▶ PROMPT
Where a line holds the word "Deduction", copy that line.
-*-
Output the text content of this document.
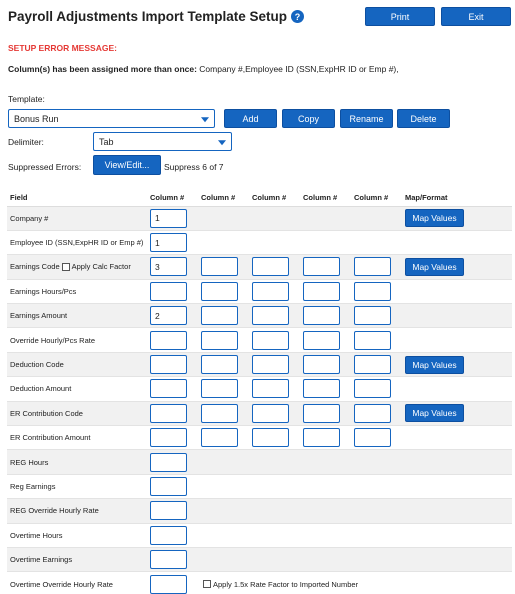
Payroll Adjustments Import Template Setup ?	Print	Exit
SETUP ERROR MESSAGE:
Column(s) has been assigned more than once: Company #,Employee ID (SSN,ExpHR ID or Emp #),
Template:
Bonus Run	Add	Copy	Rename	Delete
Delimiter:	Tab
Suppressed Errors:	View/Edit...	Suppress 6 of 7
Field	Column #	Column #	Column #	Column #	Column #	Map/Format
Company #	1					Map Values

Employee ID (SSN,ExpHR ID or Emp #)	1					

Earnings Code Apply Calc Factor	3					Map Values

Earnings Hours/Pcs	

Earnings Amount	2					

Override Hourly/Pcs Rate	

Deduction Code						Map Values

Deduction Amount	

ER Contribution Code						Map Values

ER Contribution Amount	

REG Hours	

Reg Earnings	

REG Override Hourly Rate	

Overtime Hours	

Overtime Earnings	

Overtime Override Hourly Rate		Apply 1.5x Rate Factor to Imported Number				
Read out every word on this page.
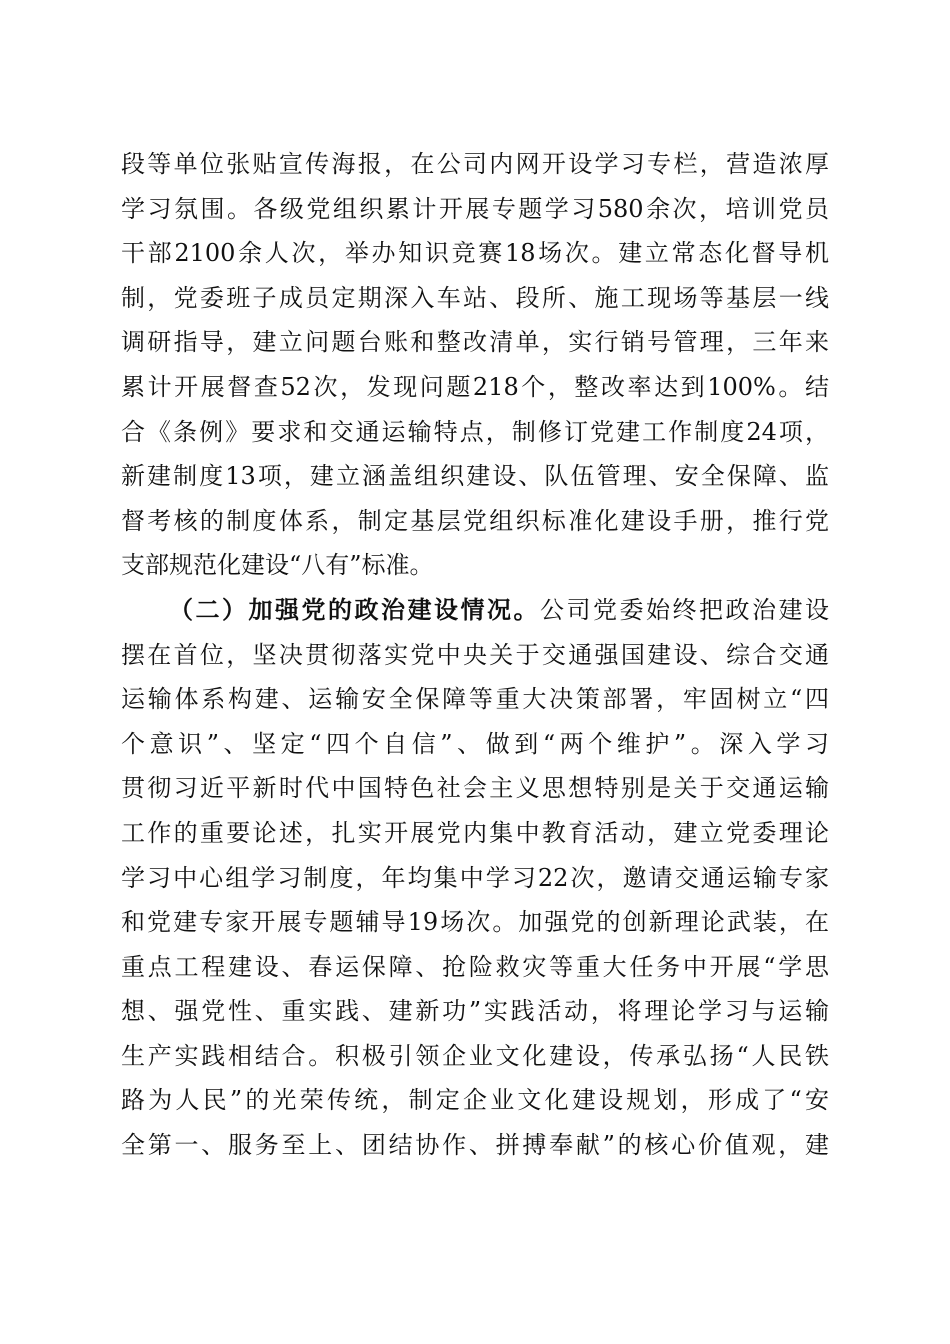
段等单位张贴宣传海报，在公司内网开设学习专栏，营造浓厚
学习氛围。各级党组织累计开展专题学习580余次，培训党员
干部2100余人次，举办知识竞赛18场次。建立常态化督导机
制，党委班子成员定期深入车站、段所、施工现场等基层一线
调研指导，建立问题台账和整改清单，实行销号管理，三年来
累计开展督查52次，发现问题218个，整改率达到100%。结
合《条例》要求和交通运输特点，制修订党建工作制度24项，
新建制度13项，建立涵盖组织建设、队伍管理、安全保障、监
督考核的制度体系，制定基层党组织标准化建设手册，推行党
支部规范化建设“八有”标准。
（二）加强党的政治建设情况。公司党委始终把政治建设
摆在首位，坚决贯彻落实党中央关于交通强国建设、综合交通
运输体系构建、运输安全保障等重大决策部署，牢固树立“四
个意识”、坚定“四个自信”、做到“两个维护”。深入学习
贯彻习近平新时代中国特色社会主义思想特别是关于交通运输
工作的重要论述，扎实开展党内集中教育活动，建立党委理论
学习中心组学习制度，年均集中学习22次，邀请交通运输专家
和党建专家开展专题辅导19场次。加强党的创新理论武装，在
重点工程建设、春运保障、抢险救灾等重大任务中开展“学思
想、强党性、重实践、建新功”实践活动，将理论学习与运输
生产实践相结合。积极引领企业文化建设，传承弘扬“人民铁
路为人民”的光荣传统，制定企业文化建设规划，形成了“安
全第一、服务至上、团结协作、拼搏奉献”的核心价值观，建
-*-
▶ ANSWER
Deduction Code						Map Values
Deduction Amount	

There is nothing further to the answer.